## Given instruction
Locate each line containing the string "this" and copy it out.
------
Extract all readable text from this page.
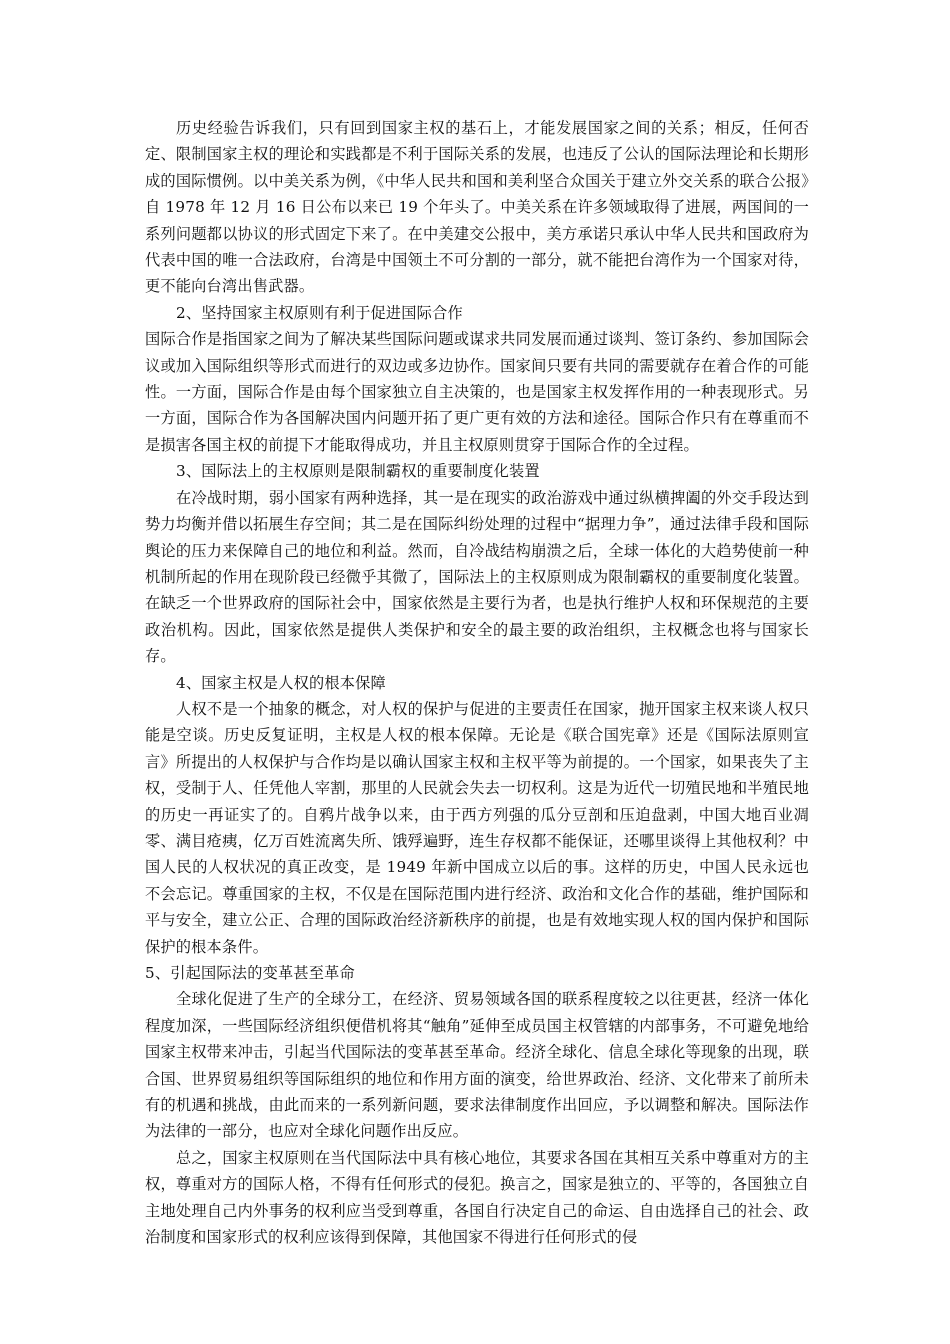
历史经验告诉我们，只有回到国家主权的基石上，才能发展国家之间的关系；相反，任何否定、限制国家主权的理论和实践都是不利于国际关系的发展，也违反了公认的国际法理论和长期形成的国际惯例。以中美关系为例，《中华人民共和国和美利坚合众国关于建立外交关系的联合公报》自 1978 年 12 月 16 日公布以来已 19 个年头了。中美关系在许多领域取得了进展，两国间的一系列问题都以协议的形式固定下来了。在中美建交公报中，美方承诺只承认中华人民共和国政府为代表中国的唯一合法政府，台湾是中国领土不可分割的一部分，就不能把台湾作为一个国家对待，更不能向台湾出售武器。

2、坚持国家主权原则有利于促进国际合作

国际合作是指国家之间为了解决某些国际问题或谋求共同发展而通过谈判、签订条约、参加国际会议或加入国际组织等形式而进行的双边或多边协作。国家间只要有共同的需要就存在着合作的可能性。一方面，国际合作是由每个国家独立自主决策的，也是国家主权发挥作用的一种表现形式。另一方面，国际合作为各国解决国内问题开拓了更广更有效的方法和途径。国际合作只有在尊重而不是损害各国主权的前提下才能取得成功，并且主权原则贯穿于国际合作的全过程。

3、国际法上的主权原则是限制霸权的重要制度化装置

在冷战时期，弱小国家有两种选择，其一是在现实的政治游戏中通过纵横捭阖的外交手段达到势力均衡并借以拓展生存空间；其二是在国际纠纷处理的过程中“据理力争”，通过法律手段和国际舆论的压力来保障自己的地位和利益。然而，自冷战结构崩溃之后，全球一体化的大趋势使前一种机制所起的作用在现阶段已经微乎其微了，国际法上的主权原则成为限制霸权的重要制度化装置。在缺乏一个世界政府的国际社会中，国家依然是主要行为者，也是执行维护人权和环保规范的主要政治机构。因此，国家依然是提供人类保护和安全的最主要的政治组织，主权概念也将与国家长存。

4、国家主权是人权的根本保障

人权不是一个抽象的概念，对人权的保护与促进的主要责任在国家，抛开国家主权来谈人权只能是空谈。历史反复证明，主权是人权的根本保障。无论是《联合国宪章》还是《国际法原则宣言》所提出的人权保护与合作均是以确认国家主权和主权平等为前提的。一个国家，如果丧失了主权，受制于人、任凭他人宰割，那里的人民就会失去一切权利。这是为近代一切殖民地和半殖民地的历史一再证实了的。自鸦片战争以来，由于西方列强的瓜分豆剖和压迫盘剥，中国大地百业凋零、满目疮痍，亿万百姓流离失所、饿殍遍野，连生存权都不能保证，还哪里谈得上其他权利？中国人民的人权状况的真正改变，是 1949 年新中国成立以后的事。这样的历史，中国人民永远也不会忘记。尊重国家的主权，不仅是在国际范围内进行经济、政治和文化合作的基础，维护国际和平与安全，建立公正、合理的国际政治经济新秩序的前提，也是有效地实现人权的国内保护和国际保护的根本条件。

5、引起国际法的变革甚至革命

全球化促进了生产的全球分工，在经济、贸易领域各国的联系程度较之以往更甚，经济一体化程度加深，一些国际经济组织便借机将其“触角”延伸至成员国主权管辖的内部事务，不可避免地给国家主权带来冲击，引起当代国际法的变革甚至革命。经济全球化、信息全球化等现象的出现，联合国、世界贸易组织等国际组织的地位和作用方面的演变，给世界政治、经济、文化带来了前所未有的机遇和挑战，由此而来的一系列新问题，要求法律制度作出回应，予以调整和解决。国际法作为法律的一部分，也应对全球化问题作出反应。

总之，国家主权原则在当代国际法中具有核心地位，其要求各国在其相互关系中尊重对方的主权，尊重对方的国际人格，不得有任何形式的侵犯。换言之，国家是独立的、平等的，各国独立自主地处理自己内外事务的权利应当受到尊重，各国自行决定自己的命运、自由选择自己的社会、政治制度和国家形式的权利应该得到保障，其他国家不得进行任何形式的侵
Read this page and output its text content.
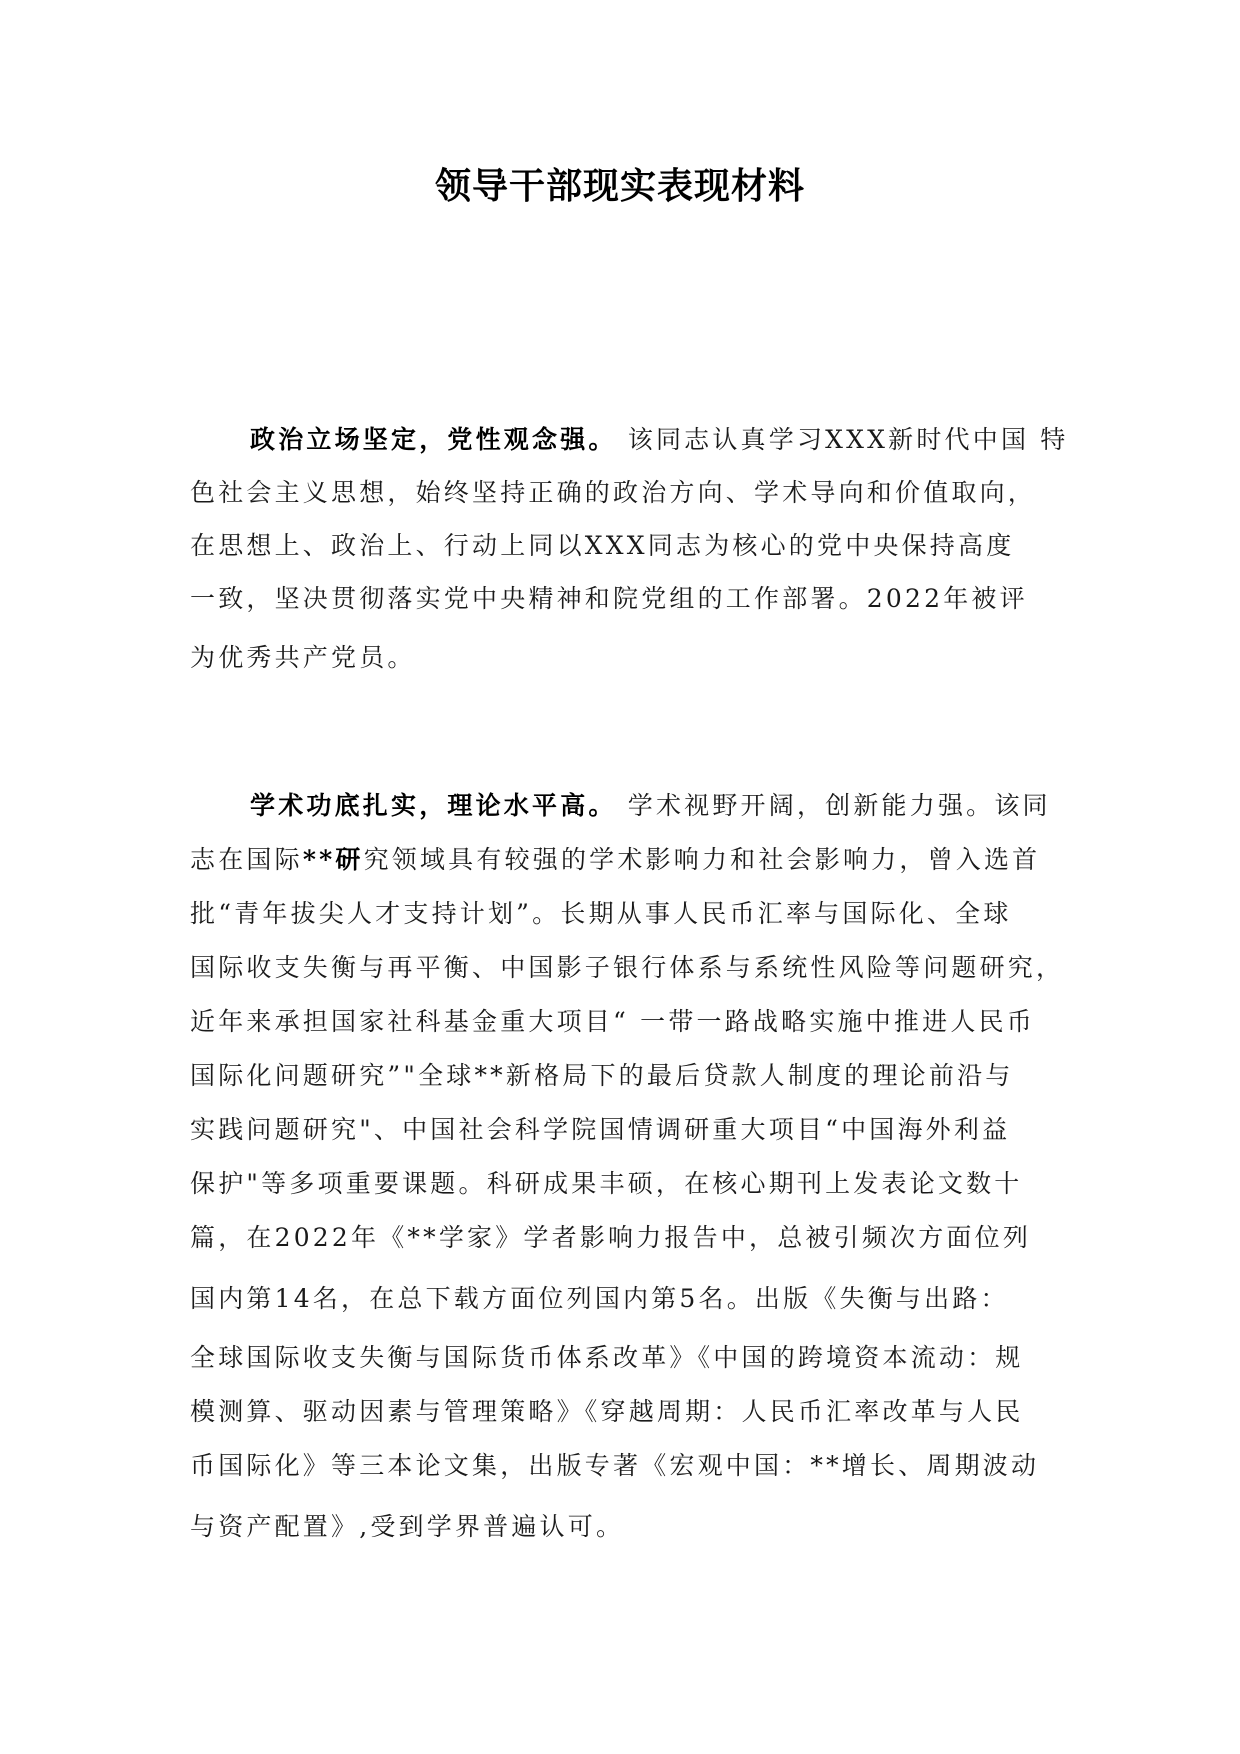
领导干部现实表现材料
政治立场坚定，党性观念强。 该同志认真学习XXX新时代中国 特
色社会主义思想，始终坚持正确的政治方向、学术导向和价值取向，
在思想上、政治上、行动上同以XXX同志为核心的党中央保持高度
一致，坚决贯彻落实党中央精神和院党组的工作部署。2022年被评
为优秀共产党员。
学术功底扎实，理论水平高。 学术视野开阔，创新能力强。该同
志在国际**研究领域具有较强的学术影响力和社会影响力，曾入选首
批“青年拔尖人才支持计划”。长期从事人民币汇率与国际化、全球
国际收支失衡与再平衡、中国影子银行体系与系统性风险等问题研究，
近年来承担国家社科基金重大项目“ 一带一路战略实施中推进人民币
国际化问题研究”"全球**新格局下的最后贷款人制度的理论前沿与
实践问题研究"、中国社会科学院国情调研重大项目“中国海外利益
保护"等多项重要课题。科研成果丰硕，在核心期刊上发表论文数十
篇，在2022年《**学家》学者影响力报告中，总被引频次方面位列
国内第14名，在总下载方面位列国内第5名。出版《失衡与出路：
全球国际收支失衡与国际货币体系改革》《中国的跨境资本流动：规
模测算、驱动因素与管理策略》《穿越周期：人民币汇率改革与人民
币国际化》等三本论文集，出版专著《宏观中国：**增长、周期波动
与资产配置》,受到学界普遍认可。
------
## Problem solution
Extract all readable text from this page.
Read this page and output its text content.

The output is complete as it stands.